(Dataset records)
• • • • • • •
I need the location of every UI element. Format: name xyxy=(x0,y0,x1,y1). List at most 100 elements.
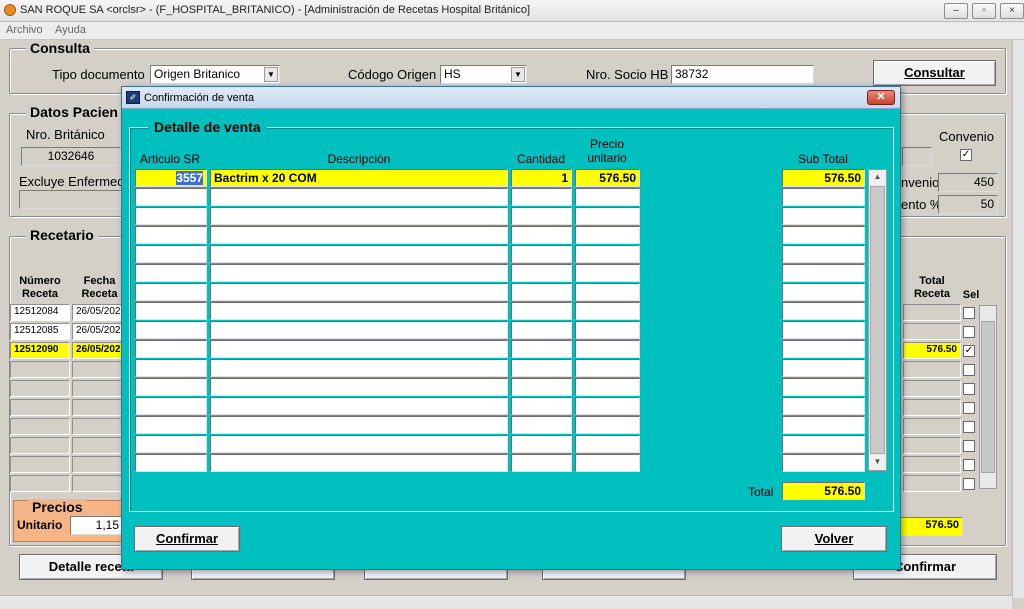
detalle-empty-cell[interactable] xyxy=(511,359,572,377)
detalle-empty-cell[interactable] xyxy=(782,416,865,434)
receta-numero[interactable]: 12512084 xyxy=(10,304,70,321)
receta-sel-checkbox[interactable] xyxy=(963,402,975,414)
detalle-empty-cell[interactable] xyxy=(575,454,640,472)
detalle-empty-cell[interactable] xyxy=(511,226,572,244)
descripcion-cell[interactable]: Bactrim x 20 COM xyxy=(210,169,508,187)
window-hscrollbar[interactable] xyxy=(0,595,1012,609)
detalle-empty-cell[interactable] xyxy=(782,397,865,415)
chevron-down-icon[interactable]: ▼ xyxy=(511,67,525,82)
detalle-empty-cell[interactable] xyxy=(575,226,640,244)
detalle-empty-cell[interactable] xyxy=(135,188,207,206)
receta-sel-checkbox[interactable] xyxy=(963,478,975,490)
detalle-empty-cell[interactable] xyxy=(210,397,508,415)
dialog-close-button[interactable]: ✕ xyxy=(867,90,895,105)
detalle-empty-cell[interactable] xyxy=(511,416,572,434)
detalle-empty-cell[interactable] xyxy=(210,359,508,377)
detalle-empty-cell[interactable] xyxy=(210,321,508,339)
precio-unitario-cell[interactable]: 576.50 xyxy=(575,169,640,187)
detalle-empty-cell[interactable] xyxy=(511,321,572,339)
detalle-empty-cell[interactable] xyxy=(210,378,508,396)
cantidad-cell[interactable]: 1 xyxy=(511,169,572,187)
detalle-empty-cell[interactable] xyxy=(135,226,207,244)
detalle-empty-cell[interactable] xyxy=(135,321,207,339)
detalle-empty-cell[interactable] xyxy=(782,283,865,301)
detalle-empty-cell[interactable] xyxy=(575,264,640,282)
detalle-empty-cell[interactable] xyxy=(511,245,572,263)
detalle-empty-cell[interactable] xyxy=(210,188,508,206)
receta-sel-checkbox[interactable] xyxy=(963,326,975,338)
receta-sel-checkbox[interactable] xyxy=(963,440,975,452)
detalle-empty-cell[interactable] xyxy=(575,321,640,339)
detalle-empty-cell[interactable] xyxy=(575,359,640,377)
detalle-empty-cell[interactable] xyxy=(511,397,572,415)
receta-sel-checkbox[interactable]: ✓ xyxy=(963,345,975,357)
detalle-empty-cell[interactable] xyxy=(511,435,572,453)
detalle-empty-cell[interactable] xyxy=(210,207,508,225)
sub-total-cell[interactable]: 576.50 xyxy=(782,169,865,187)
convenio-checkbox[interactable]: ✓ xyxy=(960,149,972,161)
detalle-empty-cell[interactable] xyxy=(782,454,865,472)
detalle-empty-cell[interactable] xyxy=(135,264,207,282)
detalle-empty-cell[interactable] xyxy=(210,245,508,263)
detalle-empty-cell[interactable] xyxy=(135,435,207,453)
detalle-empty-cell[interactable] xyxy=(511,454,572,472)
receta-fecha[interactable]: 26/05/202 xyxy=(72,342,122,359)
receta-sel-checkbox[interactable] xyxy=(963,459,975,471)
detalle-empty-cell[interactable] xyxy=(575,397,640,415)
detalle-empty-cell[interactable] xyxy=(782,340,865,358)
detalle-empty-cell[interactable] xyxy=(575,188,640,206)
detalle-empty-cell[interactable] xyxy=(135,359,207,377)
detalle-scrollbar[interactable]: ▲ ▼ xyxy=(868,169,887,471)
minimize-button[interactable]: – xyxy=(944,3,968,19)
detalle-empty-cell[interactable] xyxy=(210,302,508,320)
receta-fecha[interactable]: 26/05/202 xyxy=(72,304,122,321)
nro-socio-input[interactable]: 38732 xyxy=(671,65,814,84)
detalle-empty-cell[interactable] xyxy=(210,283,508,301)
detalle-empty-cell[interactable] xyxy=(210,340,508,358)
detalle-empty-cell[interactable] xyxy=(511,340,572,358)
close-button[interactable]: × xyxy=(1000,3,1024,19)
detalle-empty-cell[interactable] xyxy=(511,378,572,396)
detalle-empty-cell[interactable] xyxy=(782,435,865,453)
detalle-empty-cell[interactable] xyxy=(210,226,508,244)
detalle-empty-cell[interactable] xyxy=(135,283,207,301)
detalle-empty-cell[interactable] xyxy=(135,454,207,472)
detalle-empty-cell[interactable] xyxy=(575,435,640,453)
detalle-empty-cell[interactable] xyxy=(575,245,640,263)
consultar-button[interactable]: Consultar xyxy=(873,60,996,86)
detalle-empty-cell[interactable] xyxy=(511,207,572,225)
receta-fecha[interactable]: 26/05/202 xyxy=(72,323,122,340)
detalle-empty-cell[interactable] xyxy=(782,245,865,263)
detalle-empty-cell[interactable] xyxy=(782,378,865,396)
detalle-empty-cell[interactable] xyxy=(511,283,572,301)
receta-sel-checkbox[interactable] xyxy=(963,383,975,395)
detalle-empty-cell[interactable] xyxy=(135,416,207,434)
restore-button[interactable]: ▫ xyxy=(972,3,996,19)
detalle-empty-cell[interactable] xyxy=(511,188,572,206)
detalle-empty-cell[interactable] xyxy=(575,302,640,320)
detalle-empty-cell[interactable] xyxy=(511,264,572,282)
volver-button[interactable]: Volver xyxy=(781,526,887,552)
detalle-empty-cell[interactable] xyxy=(210,435,508,453)
detalle-empty-cell[interactable] xyxy=(782,359,865,377)
detalle-empty-cell[interactable] xyxy=(575,283,640,301)
receta-numero[interactable]: 12512090 xyxy=(10,342,70,359)
articulo-sr-cell[interactable]: 3557 xyxy=(135,169,207,187)
chevron-down-icon[interactable]: ▼ xyxy=(264,67,278,82)
detalle-empty-cell[interactable] xyxy=(135,397,207,415)
receta-sel-checkbox[interactable] xyxy=(963,421,975,433)
detalle-empty-cell[interactable] xyxy=(135,340,207,358)
window-scrollbar[interactable] xyxy=(1012,40,1024,598)
detalle-empty-cell[interactable] xyxy=(575,207,640,225)
detalle-empty-cell[interactable] xyxy=(782,321,865,339)
detalle-empty-cell[interactable] xyxy=(575,340,640,358)
scroll-down-icon[interactable]: ▼ xyxy=(869,455,886,470)
detalle-empty-cell[interactable] xyxy=(782,226,865,244)
detalle-empty-cell[interactable] xyxy=(210,416,508,434)
detalle-empty-cell[interactable] xyxy=(135,245,207,263)
detalle-empty-cell[interactable] xyxy=(135,378,207,396)
recetario-scrollbar[interactable] xyxy=(979,305,997,489)
detalle-empty-cell[interactable] xyxy=(575,416,640,434)
receta-numero[interactable]: 12512085 xyxy=(10,323,70,340)
receta-sel-checkbox[interactable] xyxy=(963,307,975,319)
• • • • • • •
*Set task*
Copy the records from the line with "detalle-empty-cell[interactable] xyxy=(511,359,572,377)" up to and including the line with "detalle-empty-cell[interactable] xyxy=(210,321,508,339)", switching "receta-sel-checkbox" to "receta-select-checkbox" and leaving everything else unchanged.

*Solution below*
detalle-empty-cell[interactable] xyxy=(511,359,572,377)
detalle-empty-cell[interactable] xyxy=(782,416,865,434)
receta-numero[interactable]: 12512084 xyxy=(10,304,70,321)
receta-select-checkbox[interactable] xyxy=(963,402,975,414)
detalle-empty-cell[interactable] xyxy=(575,454,640,472)
detalle-empty-cell[interactable] xyxy=(511,226,572,244)
descripcion-cell[interactable]: Bactrim x 20 COM xyxy=(210,169,508,187)
window-hscrollbar[interactable] xyxy=(0,595,1012,609)
detalle-empty-cell[interactable] xyxy=(782,397,865,415)
chevron-down-icon[interactable]: ▼ xyxy=(511,67,525,82)
detalle-empty-cell[interactable] xyxy=(575,226,640,244)
detalle-empty-cell[interactable] xyxy=(135,188,207,206)
receta-select-checkbox[interactable] xyxy=(963,478,975,490)
detalle-empty-cell[interactable] xyxy=(210,397,508,415)
dialog-close-button[interactable]: ✕ xyxy=(867,90,895,105)
detalle-empty-cell[interactable] xyxy=(511,416,572,434)
detalle-empty-cell[interactable] xyxy=(210,359,508,377)
detalle-empty-cell[interactable] xyxy=(210,321,508,339)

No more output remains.